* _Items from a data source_
------------------------
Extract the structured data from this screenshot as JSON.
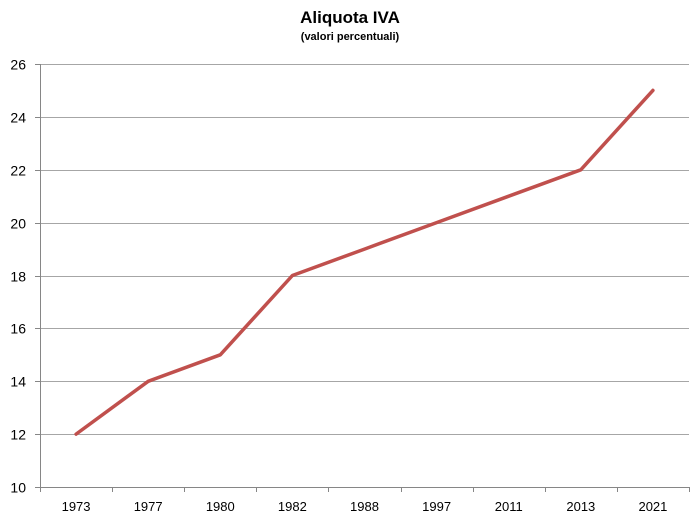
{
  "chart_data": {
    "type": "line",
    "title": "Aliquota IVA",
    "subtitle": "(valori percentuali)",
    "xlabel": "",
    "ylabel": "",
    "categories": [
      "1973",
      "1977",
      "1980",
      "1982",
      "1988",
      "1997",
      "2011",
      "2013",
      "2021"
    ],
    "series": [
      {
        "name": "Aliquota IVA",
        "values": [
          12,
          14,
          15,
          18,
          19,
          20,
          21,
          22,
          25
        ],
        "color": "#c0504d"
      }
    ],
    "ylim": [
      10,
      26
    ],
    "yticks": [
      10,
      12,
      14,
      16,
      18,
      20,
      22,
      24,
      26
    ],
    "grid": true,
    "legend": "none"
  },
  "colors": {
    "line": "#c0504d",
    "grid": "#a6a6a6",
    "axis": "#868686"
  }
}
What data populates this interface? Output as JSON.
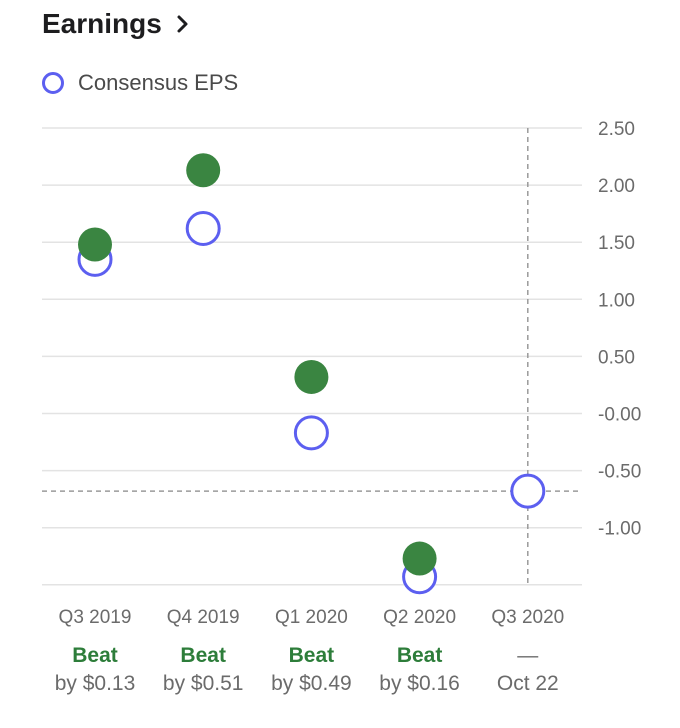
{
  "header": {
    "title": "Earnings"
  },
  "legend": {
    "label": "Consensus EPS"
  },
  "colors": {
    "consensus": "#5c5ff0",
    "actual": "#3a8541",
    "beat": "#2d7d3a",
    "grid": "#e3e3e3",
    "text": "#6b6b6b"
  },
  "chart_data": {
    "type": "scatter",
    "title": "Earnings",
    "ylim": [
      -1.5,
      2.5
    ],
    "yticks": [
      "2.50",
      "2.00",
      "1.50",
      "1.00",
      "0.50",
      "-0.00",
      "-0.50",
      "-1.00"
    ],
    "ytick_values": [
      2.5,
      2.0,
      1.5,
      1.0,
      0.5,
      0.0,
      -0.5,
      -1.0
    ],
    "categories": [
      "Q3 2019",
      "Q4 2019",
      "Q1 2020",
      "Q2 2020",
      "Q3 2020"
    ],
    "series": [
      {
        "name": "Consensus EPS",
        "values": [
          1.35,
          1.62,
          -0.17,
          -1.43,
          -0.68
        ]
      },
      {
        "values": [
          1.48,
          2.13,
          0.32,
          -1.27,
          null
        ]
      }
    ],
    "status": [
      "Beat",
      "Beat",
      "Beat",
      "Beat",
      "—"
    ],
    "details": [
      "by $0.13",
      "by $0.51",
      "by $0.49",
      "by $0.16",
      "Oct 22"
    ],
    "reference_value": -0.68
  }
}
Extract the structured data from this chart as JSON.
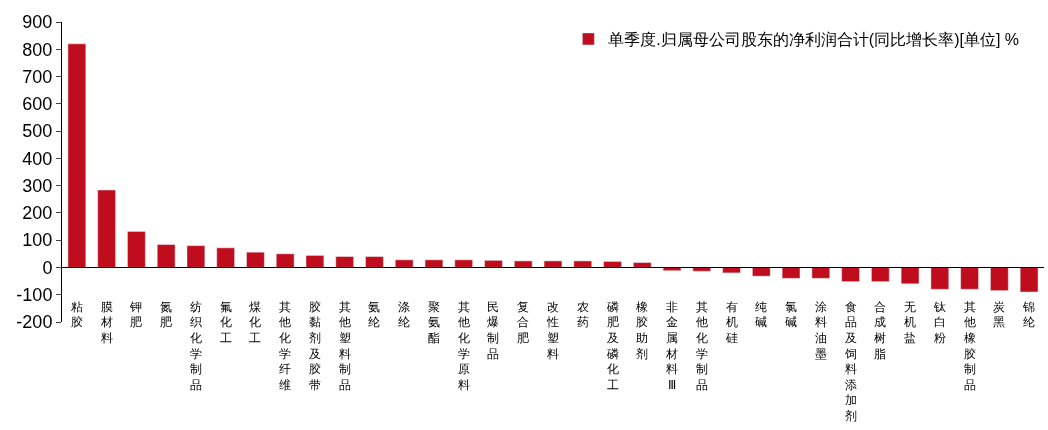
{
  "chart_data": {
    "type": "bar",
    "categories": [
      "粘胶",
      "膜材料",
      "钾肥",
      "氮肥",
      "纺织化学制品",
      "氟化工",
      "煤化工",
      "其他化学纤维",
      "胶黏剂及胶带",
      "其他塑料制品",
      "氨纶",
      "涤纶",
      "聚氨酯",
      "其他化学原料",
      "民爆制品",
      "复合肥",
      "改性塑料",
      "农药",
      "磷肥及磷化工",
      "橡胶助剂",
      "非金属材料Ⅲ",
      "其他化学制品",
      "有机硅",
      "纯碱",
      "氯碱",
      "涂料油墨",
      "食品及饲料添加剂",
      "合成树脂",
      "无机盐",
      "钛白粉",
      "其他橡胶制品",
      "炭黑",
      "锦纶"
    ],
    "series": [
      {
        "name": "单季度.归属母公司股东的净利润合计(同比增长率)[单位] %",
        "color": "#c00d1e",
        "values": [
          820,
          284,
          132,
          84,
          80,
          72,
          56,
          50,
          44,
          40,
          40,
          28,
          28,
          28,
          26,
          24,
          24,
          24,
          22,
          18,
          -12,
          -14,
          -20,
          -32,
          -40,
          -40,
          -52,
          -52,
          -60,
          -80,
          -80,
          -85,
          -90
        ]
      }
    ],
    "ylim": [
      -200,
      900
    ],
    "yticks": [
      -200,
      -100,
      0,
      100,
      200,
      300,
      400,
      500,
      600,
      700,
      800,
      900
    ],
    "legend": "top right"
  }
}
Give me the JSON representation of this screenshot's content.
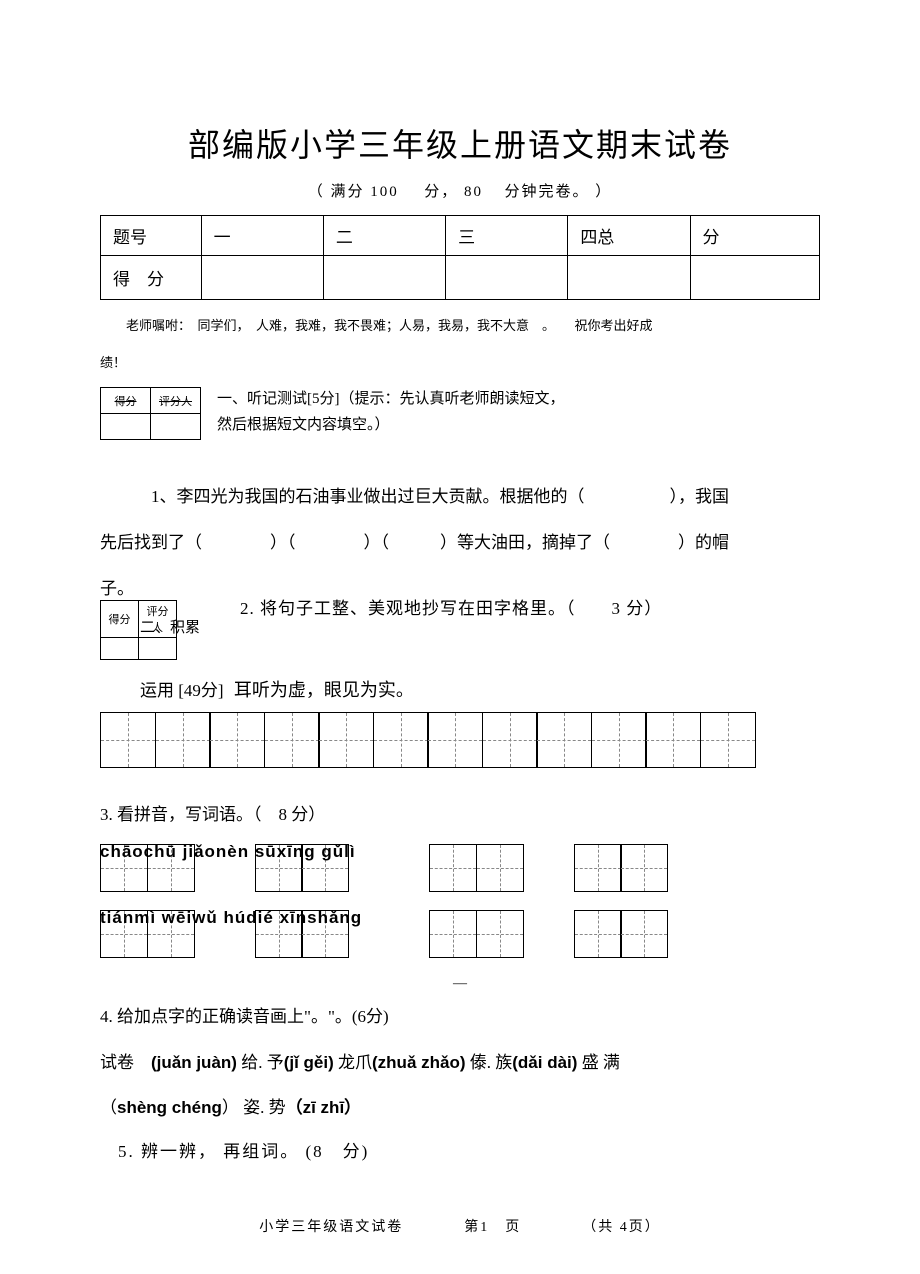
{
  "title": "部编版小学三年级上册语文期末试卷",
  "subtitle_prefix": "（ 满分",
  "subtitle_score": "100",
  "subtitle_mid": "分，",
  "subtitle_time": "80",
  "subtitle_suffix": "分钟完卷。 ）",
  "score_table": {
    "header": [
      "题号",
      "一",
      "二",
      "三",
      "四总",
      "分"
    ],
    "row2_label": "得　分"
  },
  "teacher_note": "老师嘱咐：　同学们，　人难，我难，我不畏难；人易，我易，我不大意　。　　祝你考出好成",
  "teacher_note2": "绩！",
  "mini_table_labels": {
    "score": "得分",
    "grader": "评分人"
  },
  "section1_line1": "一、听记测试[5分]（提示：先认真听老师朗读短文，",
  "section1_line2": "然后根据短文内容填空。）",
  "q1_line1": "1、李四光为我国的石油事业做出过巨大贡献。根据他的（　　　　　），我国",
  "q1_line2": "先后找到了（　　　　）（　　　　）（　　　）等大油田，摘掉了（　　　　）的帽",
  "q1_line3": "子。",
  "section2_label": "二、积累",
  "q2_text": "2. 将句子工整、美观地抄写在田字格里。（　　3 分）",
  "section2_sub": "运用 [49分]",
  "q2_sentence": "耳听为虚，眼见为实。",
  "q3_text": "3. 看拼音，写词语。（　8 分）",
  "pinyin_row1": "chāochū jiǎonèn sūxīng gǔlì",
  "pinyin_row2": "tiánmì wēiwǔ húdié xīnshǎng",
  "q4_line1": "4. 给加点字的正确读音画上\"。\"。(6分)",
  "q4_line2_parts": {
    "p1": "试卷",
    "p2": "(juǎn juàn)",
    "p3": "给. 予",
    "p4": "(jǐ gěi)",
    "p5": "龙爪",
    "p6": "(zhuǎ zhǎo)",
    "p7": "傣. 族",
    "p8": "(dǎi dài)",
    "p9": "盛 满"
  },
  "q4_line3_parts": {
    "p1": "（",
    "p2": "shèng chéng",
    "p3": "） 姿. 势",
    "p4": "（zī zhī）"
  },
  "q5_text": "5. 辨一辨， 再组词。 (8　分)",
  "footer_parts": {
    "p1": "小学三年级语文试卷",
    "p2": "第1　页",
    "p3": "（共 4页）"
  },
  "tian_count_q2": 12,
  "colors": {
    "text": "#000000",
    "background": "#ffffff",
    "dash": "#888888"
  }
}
------------------------
* _REQUIREMENTS_
Look over the listing. Pull out every line with the string "this" in it.

* _COMPLETED TASK_
Extract the structured data from this screenshot as JSON.
What data populates this interface? Output as JSON.
Extract the structured data from this chart as JSON.
Give me the JSON representation of this screenshot's content.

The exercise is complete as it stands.